▶ **Recorded data**

* START *

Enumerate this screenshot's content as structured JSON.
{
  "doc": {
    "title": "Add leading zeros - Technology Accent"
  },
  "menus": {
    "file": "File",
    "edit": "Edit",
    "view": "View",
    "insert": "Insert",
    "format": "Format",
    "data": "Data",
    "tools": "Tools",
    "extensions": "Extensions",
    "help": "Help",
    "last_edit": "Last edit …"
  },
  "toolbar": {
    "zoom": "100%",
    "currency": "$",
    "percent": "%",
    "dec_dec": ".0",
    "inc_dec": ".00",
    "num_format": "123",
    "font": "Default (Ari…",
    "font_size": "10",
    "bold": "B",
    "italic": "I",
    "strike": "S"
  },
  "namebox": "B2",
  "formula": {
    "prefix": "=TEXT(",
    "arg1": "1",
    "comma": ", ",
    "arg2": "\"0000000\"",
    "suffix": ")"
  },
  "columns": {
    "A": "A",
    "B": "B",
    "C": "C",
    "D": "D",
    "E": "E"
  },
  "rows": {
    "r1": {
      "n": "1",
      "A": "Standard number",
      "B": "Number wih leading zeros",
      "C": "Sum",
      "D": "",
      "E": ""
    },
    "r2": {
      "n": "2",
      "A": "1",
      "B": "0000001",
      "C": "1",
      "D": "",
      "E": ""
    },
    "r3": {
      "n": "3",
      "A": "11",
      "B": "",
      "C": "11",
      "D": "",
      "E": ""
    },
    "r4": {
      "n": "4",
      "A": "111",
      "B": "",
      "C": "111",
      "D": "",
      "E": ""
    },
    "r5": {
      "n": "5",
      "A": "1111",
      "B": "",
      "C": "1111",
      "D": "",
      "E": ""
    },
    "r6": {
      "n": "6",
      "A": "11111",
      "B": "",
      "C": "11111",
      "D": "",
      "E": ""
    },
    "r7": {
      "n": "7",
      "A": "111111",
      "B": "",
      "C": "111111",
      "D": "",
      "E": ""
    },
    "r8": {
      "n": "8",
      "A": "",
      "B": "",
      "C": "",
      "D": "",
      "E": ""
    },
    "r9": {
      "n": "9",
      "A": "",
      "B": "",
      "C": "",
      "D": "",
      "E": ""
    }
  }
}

* END *

▶ **What the task asks**
Every entry must be quoted exactly as it appears above.

▶ **Solution below**
Enumerate this screenshot's content as structured JSON.
{
  "doc": {
    "title": "Add leading zeros - Technology Accent"
  },
  "menus": {
    "file": "File",
    "edit": "Edit",
    "view": "View",
    "insert": "Insert",
    "format": "Format",
    "data": "Data",
    "tools": "Tools",
    "extensions": "Extensions",
    "help": "Help",
    "last_edit": "Last edit …"
  },
  "toolbar": {
    "zoom": "100%",
    "currency": "$",
    "percent": "%",
    "dec_dec": ".0",
    "inc_dec": ".00",
    "num_format": "123",
    "font": "Default (Ari…",
    "font_size": "10",
    "bold": "B",
    "italic": "I",
    "strike": "S"
  },
  "namebox": "B2",
  "formula": {
    "prefix": "=TEXT(",
    "arg1": "1",
    "comma": ", ",
    "arg2": "\"0000000\"",
    "suffix": ")"
  },
  "columns": {
    "A": "A",
    "B": "B",
    "C": "C",
    "D": "D",
    "E": "E"
  },
  "rows": {
    "r1": {
      "n": "1",
      "A": "Standard number",
      "B": "Number wih leading zeros",
      "C": "Sum",
      "D": "",
      "E": ""
    },
    "r2": {
      "n": "2",
      "A": "1",
      "B": "0000001",
      "C": "1",
      "D": "",
      "E": ""
    },
    "r3": {
      "n": "3",
      "A": "11",
      "B": "",
      "C": "11",
      "D": "",
      "E": ""
    },
    "r4": {
      "n": "4",
      "A": "111",
      "B": "",
      "C": "111",
      "D": "",
      "E": ""
    },
    "r5": {
      "n": "5",
      "A": "1111",
      "B": "",
      "C": "1111",
      "D": "",
      "E": ""
    },
    "r6": {
      "n": "6",
      "A": "11111",
      "B": "",
      "C": "11111",
      "D": "",
      "E": ""
    },
    "r7": {
      "n": "7",
      "A": "111111",
      "B": "",
      "C": "111111",
      "D": "",
      "E": ""
    },
    "r8": {
      "n": "8",
      "A": "",
      "B": "",
      "C": "",
      "D": "",
      "E": ""
    },
    "r9": {
      "n": "9",
      "A": "",
      "B": "",
      "C": "",
      "D": "",
      "E": ""
    }
  }
}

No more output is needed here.